* Direction:
Gather every line from the entries below that includes "geçen".
################
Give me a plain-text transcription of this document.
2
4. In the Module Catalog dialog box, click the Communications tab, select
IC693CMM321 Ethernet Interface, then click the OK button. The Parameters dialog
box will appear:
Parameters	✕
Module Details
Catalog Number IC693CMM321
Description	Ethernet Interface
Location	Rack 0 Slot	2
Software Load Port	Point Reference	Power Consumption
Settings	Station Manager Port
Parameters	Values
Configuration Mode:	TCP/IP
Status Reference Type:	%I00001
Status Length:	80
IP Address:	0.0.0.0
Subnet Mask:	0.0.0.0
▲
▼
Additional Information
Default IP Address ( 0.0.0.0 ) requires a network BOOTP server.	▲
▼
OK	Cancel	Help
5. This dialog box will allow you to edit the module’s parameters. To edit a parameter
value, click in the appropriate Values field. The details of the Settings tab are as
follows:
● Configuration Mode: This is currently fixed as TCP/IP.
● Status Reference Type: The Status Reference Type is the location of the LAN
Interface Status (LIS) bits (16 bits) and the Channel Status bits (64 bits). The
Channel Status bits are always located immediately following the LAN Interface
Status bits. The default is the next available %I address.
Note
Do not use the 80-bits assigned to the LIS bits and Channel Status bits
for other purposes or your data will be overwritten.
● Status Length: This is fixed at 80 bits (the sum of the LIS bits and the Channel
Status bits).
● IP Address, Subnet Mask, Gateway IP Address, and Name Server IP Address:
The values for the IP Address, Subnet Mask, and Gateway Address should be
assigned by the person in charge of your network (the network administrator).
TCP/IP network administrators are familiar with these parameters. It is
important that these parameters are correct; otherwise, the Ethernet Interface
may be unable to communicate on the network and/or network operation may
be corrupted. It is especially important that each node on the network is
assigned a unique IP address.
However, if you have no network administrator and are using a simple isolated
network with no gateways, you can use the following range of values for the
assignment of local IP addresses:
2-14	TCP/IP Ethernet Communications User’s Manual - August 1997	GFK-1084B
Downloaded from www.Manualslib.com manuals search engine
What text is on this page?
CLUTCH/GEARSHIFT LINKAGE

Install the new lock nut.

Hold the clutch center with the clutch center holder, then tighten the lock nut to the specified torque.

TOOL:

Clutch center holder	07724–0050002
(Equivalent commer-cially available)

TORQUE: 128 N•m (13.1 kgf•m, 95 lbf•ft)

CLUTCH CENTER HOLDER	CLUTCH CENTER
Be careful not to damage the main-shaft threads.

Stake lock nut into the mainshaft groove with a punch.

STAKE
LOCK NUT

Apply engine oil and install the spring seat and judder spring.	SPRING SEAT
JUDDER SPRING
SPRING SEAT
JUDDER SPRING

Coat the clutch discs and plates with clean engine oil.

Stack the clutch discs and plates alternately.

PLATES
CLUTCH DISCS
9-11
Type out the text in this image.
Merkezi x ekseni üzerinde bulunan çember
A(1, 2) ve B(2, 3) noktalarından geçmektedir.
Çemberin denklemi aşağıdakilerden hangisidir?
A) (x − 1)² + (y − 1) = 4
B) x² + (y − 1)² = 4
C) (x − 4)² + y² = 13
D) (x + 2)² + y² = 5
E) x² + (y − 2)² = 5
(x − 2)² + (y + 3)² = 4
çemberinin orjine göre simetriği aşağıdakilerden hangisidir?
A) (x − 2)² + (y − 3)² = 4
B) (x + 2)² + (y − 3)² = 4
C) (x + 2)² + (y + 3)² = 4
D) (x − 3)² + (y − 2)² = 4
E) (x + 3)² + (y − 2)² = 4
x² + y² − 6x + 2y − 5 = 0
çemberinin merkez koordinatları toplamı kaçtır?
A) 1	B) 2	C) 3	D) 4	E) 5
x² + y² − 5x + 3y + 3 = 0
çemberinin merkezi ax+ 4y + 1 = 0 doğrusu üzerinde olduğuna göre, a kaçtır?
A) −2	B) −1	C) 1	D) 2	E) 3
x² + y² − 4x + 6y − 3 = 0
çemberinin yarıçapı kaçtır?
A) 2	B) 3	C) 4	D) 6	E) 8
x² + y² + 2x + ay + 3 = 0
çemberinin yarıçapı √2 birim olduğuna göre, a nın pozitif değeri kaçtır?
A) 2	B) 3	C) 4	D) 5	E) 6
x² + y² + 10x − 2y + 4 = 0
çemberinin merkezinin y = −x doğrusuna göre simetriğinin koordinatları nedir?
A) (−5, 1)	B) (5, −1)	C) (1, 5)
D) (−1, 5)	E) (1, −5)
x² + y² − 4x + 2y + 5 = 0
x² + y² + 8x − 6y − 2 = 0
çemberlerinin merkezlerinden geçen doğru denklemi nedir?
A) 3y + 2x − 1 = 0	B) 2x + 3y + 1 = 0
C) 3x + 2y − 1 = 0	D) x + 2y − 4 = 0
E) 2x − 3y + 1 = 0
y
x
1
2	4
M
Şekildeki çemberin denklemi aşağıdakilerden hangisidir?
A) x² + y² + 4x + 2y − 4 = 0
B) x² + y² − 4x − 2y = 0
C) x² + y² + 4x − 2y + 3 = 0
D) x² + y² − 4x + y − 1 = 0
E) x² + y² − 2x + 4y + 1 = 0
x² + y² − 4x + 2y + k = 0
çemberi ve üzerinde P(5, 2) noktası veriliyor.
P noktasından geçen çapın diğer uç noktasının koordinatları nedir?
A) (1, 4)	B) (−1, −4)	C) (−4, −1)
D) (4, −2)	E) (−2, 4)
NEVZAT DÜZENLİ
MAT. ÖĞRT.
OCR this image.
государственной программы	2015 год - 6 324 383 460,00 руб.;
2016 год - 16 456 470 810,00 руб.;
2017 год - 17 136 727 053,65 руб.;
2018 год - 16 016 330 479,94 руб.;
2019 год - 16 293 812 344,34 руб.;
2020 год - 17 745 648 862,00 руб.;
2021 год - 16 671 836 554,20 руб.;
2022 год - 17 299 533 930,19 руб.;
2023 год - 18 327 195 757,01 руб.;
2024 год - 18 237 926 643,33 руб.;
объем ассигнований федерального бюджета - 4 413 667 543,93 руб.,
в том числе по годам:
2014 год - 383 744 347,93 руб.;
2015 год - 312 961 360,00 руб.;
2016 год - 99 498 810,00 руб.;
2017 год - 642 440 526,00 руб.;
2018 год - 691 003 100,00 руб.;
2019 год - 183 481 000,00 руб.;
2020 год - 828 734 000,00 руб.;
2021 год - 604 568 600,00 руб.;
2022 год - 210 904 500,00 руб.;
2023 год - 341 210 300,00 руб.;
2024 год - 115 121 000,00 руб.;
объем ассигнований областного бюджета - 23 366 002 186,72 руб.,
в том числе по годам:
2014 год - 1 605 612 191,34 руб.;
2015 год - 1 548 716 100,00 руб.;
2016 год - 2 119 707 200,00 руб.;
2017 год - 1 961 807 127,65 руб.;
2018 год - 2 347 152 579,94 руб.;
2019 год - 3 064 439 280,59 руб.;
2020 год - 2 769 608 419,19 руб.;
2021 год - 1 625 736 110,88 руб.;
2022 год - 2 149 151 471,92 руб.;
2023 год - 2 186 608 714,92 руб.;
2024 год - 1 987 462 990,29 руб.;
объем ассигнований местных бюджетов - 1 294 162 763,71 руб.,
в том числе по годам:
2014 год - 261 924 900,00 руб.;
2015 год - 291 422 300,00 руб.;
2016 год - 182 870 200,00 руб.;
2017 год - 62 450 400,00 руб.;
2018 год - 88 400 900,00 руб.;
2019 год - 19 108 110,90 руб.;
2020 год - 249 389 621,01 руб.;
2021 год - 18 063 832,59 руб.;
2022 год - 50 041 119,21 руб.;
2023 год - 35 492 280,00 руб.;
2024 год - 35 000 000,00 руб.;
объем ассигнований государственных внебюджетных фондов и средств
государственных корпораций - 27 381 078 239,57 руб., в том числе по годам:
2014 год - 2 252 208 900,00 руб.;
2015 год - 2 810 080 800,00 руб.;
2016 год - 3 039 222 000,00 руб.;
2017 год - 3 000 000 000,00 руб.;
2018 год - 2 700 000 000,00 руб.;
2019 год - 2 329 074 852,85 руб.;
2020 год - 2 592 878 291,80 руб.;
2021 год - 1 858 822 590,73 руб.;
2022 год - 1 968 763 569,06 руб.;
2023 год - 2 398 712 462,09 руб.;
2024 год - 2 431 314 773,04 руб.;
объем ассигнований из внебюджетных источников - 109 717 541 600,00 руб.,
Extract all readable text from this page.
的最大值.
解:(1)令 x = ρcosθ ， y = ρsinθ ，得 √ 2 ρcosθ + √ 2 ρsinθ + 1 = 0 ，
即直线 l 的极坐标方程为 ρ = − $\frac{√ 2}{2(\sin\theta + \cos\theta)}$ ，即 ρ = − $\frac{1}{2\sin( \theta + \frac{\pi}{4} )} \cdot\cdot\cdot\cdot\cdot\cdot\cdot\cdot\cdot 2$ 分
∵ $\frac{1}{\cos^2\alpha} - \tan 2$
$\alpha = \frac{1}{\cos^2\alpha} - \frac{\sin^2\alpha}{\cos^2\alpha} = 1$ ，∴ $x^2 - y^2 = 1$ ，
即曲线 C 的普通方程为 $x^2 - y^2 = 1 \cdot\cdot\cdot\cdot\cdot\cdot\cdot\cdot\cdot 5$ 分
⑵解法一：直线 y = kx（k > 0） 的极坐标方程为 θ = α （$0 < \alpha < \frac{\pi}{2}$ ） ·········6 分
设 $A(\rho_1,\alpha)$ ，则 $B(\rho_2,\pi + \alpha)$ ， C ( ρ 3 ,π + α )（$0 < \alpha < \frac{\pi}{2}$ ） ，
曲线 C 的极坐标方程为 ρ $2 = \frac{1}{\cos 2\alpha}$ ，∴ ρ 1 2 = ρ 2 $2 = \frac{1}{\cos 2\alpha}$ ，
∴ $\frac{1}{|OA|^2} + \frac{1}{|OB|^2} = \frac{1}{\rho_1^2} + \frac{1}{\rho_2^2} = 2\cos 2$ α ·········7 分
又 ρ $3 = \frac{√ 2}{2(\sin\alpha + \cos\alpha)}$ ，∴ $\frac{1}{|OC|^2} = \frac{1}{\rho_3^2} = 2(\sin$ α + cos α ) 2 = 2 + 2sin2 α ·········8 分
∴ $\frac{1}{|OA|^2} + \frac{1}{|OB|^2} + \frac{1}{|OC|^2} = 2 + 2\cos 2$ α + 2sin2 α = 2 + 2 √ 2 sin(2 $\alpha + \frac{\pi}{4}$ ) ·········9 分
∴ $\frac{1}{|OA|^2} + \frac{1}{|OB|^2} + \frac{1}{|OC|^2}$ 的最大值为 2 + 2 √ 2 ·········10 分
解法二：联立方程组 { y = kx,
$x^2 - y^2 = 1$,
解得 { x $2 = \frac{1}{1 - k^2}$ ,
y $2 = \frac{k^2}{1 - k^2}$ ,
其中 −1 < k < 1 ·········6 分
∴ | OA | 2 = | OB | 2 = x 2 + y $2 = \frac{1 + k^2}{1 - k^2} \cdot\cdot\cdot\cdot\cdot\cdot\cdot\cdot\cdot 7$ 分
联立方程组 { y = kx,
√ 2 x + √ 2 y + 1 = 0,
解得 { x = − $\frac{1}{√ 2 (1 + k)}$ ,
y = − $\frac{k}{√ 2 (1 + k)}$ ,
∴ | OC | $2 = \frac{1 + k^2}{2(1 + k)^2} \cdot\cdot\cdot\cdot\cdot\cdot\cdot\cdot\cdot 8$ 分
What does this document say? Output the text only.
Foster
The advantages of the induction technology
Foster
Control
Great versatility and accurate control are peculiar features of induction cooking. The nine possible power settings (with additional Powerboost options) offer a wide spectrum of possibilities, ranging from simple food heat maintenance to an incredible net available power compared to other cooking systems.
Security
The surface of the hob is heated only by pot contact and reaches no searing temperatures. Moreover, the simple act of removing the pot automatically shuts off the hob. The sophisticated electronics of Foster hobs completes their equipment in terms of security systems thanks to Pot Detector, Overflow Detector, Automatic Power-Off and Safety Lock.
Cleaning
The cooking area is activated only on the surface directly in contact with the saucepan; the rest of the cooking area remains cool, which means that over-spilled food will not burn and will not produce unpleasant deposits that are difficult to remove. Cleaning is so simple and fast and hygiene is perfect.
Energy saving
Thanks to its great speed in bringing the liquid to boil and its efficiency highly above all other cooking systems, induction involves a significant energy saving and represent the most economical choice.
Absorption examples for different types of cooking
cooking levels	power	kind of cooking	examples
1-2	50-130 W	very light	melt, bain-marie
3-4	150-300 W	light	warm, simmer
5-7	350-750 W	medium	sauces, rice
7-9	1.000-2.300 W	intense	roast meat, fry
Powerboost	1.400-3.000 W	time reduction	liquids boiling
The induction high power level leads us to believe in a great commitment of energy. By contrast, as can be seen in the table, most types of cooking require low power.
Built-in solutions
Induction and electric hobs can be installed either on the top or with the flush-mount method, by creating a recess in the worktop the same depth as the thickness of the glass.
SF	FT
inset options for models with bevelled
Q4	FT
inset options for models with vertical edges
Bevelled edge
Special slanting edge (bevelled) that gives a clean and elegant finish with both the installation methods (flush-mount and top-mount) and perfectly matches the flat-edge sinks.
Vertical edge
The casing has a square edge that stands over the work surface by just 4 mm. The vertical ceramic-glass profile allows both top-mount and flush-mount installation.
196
################
* Solution for this task:
çemberlerinin merkezlerinden geçen doğru denklemi nedir?
P noktasından geçen çapın diğer uç noktasının koordinatları nedir?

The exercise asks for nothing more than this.